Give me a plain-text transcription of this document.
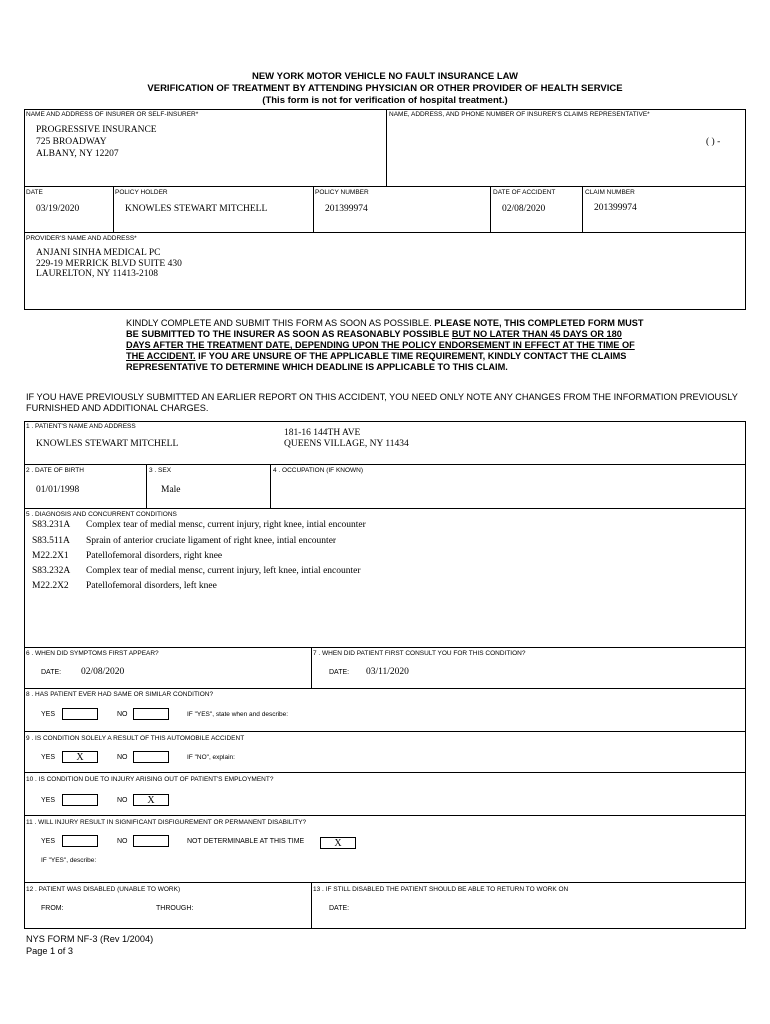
NEW YORK MOTOR VEHICLE NO FAULT INSURANCE LAW
VERIFICATION OF TREATMENT BY ATTENDING PHYSICIAN OR OTHER PROVIDER OF HEALTH SERVICE
(This form is not for verification of hospital treatment.)
NAME AND ADDRESS OF INSURER OR SELF-INSURER*
PROGRESSIVE INSURANCE
725 BROADWAY
ALBANY, NY 12207
NAME, ADDRESS, AND PHONE NUMBER OF INSURER'S CLAIMS REPRESENTATIVE*
( ) -
DATE
03/19/2020
POLICY HOLDER
KNOWLES STEWART MITCHELL
POLICY NUMBER
201399974
DATE OF ACCIDENT
02/08/2020
CLAIM NUMBER
201399974
PROVIDER'S NAME AND ADDRESS*
ANJANI SINHA MEDICAL PC
229-19 MERRICK BLVD SUITE 430
LAURELTON, NY 11413-2108
KINDLY COMPLETE AND SUBMIT THIS FORM AS SOON AS POSSIBLE. PLEASE NOTE, THIS COMPLETED FORM MUST BE SUBMITTED TO THE INSURER AS SOON AS REASONABLY POSSIBLE BUT NO LATER THAN 45 DAYS OR 180 DAYS AFTER THE TREATMENT DATE, DEPENDING UPON THE POLICY ENDORSEMENT IN EFFECT AT THE TIME OF THE ACCIDENT. IF YOU ARE UNSURE OF THE APPLICABLE TIME REQUIREMENT, KINDLY CONTACT THE CLAIMS REPRESENTATIVE TO DETERMINE WHICH DEADLINE IS APPLICABLE TO THIS CLAIM.
IF YOU HAVE PREVIOUSLY SUBMITTED AN EARLIER REPORT ON THIS ACCIDENT, YOU NEED ONLY NOTE ANY CHANGES FROM THE INFORMATION PREVIOUSLY FURNISHED AND ADDITIONAL CHARGES.
1 . PATIENT'S NAME AND ADDRESS
KNOWLES STEWART MITCHELL
181-16 144TH AVE
QUEENS VILLAGE, NY 11434
2 . DATE OF BIRTH
01/01/1998
3 . SEX
Male
4 . OCCUPATION (IF KNOWN)
5 . DIAGNOSIS AND CONCURRENT CONDITIONS
S83.231A Complex tear of medial mensc, current injury, right knee, intial encounter
S83.511A Sprain of anterior cruciate ligament of right knee, intial encounter
M22.2X1 Patellofemoral disorders, right knee
S83.232A Complex tear of medial mensc, current injury, left knee, intial encounter
M22.2X2 Patellofemoral disorders, left knee
6 . WHEN DID SYMPTOMS FIRST APPEAR?
DATE: 02/08/2020
7 . WHEN DID PATIENT FIRST CONSULT YOU FOR THIS CONDITION?
DATE: 03/11/2020
8 . HAS PATIENT EVER HAD SAME OR SIMILAR CONDITION?
YES	NO	IF "YES", state when and describe:
9 . IS CONDITION SOLELY A RESULT OF THIS AUTOMOBILE ACCIDENT
YES	X	NO	IF "NO", explain:
10 . IS CONDITION DUE TO INJURY ARISING OUT OF PATIENT'S EMPLOYMENT?
YES	NO	X
11 . WILL INJURY RESULT IN SIGNIFICANT DISFIGUREMENT OR PERMANENT DISABILITY?
YES	NO	NOT DETERMINABLE AT THIS TIME	X
IF "YES", describe:
12 . PATIENT WAS DISABLED (UNABLE TO WORK)
FROM:	THROUGH:
13 . IF STILL DISABLED THE PATIENT SHOULD BE ABLE TO RETURN TO WORK ON
DATE:
NYS FORM NF-3 (Rev 1/2004)
Page 1 of 3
^^^^^^^^
* _EXERCISE PROMPT_: Reproduce all of the material exactly, apart from the pictures.

* _EXERCISE SOLUTION_:
Give me a plain-text transcription of this document.
NEW YORK MOTOR VEHICLE NO FAULT INSURANCE LAW
VERIFICATION OF TREATMENT BY ATTENDING PHYSICIAN OR OTHER PROVIDER OF HEALTH SERVICE
(This form is not for verification of hospital treatment.)
NAME AND ADDRESS OF INSURER OR SELF-INSURER*
PROGRESSIVE INSURANCE
725 BROADWAY
ALBANY, NY 12207
NAME, ADDRESS, AND PHONE NUMBER OF INSURER'S CLAIMS REPRESENTATIVE*
( ) -
DATE
03/19/2020
POLICY HOLDER
KNOWLES STEWART MITCHELL
POLICY NUMBER
201399974
DATE OF ACCIDENT
02/08/2020
CLAIM NUMBER
201399974
PROVIDER'S NAME AND ADDRESS*
ANJANI SINHA MEDICAL PC
229-19 MERRICK BLVD SUITE 430
LAURELTON, NY 11413-2108
KINDLY COMPLETE AND SUBMIT THIS FORM AS SOON AS POSSIBLE. PLEASE NOTE, THIS COMPLETED FORM MUST BE SUBMITTED TO THE INSURER AS SOON AS REASONABLY POSSIBLE BUT NO LATER THAN 45 DAYS OR 180 DAYS AFTER THE TREATMENT DATE, DEPENDING UPON THE POLICY ENDORSEMENT IN EFFECT AT THE TIME OF THE ACCIDENT. IF YOU ARE UNSURE OF THE APPLICABLE TIME REQUIREMENT, KINDLY CONTACT THE CLAIMS REPRESENTATIVE TO DETERMINE WHICH DEADLINE IS APPLICABLE TO THIS CLAIM.
IF YOU HAVE PREVIOUSLY SUBMITTED AN EARLIER REPORT ON THIS ACCIDENT, YOU NEED ONLY NOTE ANY CHANGES FROM THE INFORMATION PREVIOUSLY FURNISHED AND ADDITIONAL CHARGES.
1 . PATIENT'S NAME AND ADDRESS
KNOWLES STEWART MITCHELL
181-16 144TH AVE
QUEENS VILLAGE, NY 11434
2 . DATE OF BIRTH
01/01/1998
3 . SEX
Male
4 . OCCUPATION (IF KNOWN)
5 . DIAGNOSIS AND CONCURRENT CONDITIONS
S83.231A Complex tear of medial mensc, current injury, right knee, intial encounter
S83.511A Sprain of anterior cruciate ligament of right knee, intial encounter
M22.2X1 Patellofemoral disorders, right knee
S83.232A Complex tear of medial mensc, current injury, left knee, intial encounter
M22.2X2 Patellofemoral disorders, left knee
6 . WHEN DID SYMPTOMS FIRST APPEAR?
DATE: 02/08/2020
7 . WHEN DID PATIENT FIRST CONSULT YOU FOR THIS CONDITION?
DATE: 03/11/2020
8 . HAS PATIENT EVER HAD SAME OR SIMILAR CONDITION?
YES	NO	IF "YES", state when and describe:
9 . IS CONDITION SOLELY A RESULT OF THIS AUTOMOBILE ACCIDENT
YES	X	NO	IF "NO", explain:
10 . IS CONDITION DUE TO INJURY ARISING OUT OF PATIENT'S EMPLOYMENT?
YES	NO	X
11 . WILL INJURY RESULT IN SIGNIFICANT DISFIGUREMENT OR PERMANENT DISABILITY?
YES	NO	NOT DETERMINABLE AT THIS TIME	X
IF "YES", describe:
12 . PATIENT WAS DISABLED (UNABLE TO WORK)
FROM:	THROUGH:
13 . IF STILL DISABLED THE PATIENT SHOULD BE ABLE TO RETURN TO WORK ON
DATE:
NYS FORM NF-3 (Rev 1/2004)
Page 1 of 3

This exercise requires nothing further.